=== Given request ===
Every line in the listing is to be echoed verbatim.

=== Task input ===
[START]

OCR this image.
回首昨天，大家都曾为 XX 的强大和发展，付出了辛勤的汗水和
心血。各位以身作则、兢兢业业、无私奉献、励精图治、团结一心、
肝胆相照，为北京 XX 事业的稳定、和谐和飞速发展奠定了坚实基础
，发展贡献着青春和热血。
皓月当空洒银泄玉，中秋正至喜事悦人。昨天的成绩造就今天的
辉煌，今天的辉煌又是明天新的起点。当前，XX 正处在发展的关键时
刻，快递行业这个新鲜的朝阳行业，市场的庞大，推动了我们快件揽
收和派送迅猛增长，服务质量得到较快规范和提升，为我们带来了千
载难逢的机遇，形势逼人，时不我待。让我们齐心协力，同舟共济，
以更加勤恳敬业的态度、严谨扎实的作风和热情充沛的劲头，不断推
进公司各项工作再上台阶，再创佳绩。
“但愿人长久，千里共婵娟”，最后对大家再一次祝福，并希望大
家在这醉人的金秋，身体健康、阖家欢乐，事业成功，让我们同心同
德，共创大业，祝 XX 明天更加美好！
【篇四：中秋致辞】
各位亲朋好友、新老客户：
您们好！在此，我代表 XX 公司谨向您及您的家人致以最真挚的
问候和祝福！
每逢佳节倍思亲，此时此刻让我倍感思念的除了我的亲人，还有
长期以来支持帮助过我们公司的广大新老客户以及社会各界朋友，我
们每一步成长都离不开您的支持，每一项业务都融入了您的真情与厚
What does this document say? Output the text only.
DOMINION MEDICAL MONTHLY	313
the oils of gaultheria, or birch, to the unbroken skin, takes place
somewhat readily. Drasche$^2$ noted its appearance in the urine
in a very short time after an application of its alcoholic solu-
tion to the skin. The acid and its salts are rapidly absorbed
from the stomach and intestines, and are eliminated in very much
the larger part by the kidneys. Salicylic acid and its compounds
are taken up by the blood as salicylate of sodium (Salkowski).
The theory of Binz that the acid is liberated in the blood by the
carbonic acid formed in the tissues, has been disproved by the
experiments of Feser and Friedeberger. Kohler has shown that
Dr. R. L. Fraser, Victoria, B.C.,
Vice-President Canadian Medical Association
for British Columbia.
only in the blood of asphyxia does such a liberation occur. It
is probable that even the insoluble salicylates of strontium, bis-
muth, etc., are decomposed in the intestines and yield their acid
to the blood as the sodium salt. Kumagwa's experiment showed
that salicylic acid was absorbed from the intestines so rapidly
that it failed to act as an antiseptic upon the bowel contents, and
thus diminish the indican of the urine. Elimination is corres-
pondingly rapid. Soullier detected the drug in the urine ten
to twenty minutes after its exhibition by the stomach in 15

[END]

=== Solution to this task ===
OCR this image.
回首昨天，大家都曾为 XX 的强大和发展，付出了辛勤的汗水和
心血。各位以身作则、兢兢业业、无私奉献、励精图治、团结一心、
肝胆相照，为北京 XX 事业的稳定、和谐和飞速发展奠定了坚实基础
，发展贡献着青春和热血。
皓月当空洒银泄玉，中秋正至喜事悦人。昨天的成绩造就今天的
辉煌，今天的辉煌又是明天新的起点。当前，XX 正处在发展的关键时
刻，快递行业这个新鲜的朝阳行业，市场的庞大，推动了我们快件揽
收和派送迅猛增长，服务质量得到较快规范和提升，为我们带来了千
载难逢的机遇，形势逼人，时不我待。让我们齐心协力，同舟共济，
以更加勤恳敬业的态度、严谨扎实的作风和热情充沛的劲头，不断推
进公司各项工作再上台阶，再创佳绩。
“但愿人长久，千里共婵娟”，最后对大家再一次祝福，并希望大
家在这醉人的金秋，身体健康、阖家欢乐，事业成功，让我们同心同
德，共创大业，祝 XX 明天更加美好！
【篇四：中秋致辞】
各位亲朋好友、新老客户：
您们好！在此，我代表 XX 公司谨向您及您的家人致以最真挚的
问候和祝福！
每逢佳节倍思亲，此时此刻让我倍感思念的除了我的亲人，还有
长期以来支持帮助过我们公司的广大新老客户以及社会各界朋友，我
们每一步成长都离不开您的支持，每一项业务都融入了您的真情与厚
What does this document say? Output the text only.
DOMINION MEDICAL MONTHLY	313
the oils of gaultheria, or birch, to the unbroken skin, takes place
somewhat readily. Drasche$^2$ noted its appearance in the urine
in a very short time after an application of its alcoholic solu-
tion to the skin. The acid and its salts are rapidly absorbed
from the stomach and intestines, and are eliminated in very much
the larger part by the kidneys. Salicylic acid and its compounds
are taken up by the blood as salicylate of sodium (Salkowski).
The theory of Binz that the acid is liberated in the blood by the
carbonic acid formed in the tissues, has been disproved by the
experiments of Feser and Friedeberger. Kohler has shown that
Dr. R. L. Fraser, Victoria, B.C.,
Vice-President Canadian Medical Association
for British Columbia.
only in the blood of asphyxia does such a liberation occur. It
is probable that even the insoluble salicylates of strontium, bis-
muth, etc., are decomposed in the intestines and yield their acid
to the blood as the sodium salt. Kumagwa's experiment showed
that salicylic acid was absorbed from the intestines so rapidly
that it failed to act as an antiseptic upon the bowel contents, and
thus diminish the indican of the urine. Elimination is corres-
pondingly rapid. Soullier detected the drug in the urine ten
to twenty minutes after its exhibition by the stomach in 15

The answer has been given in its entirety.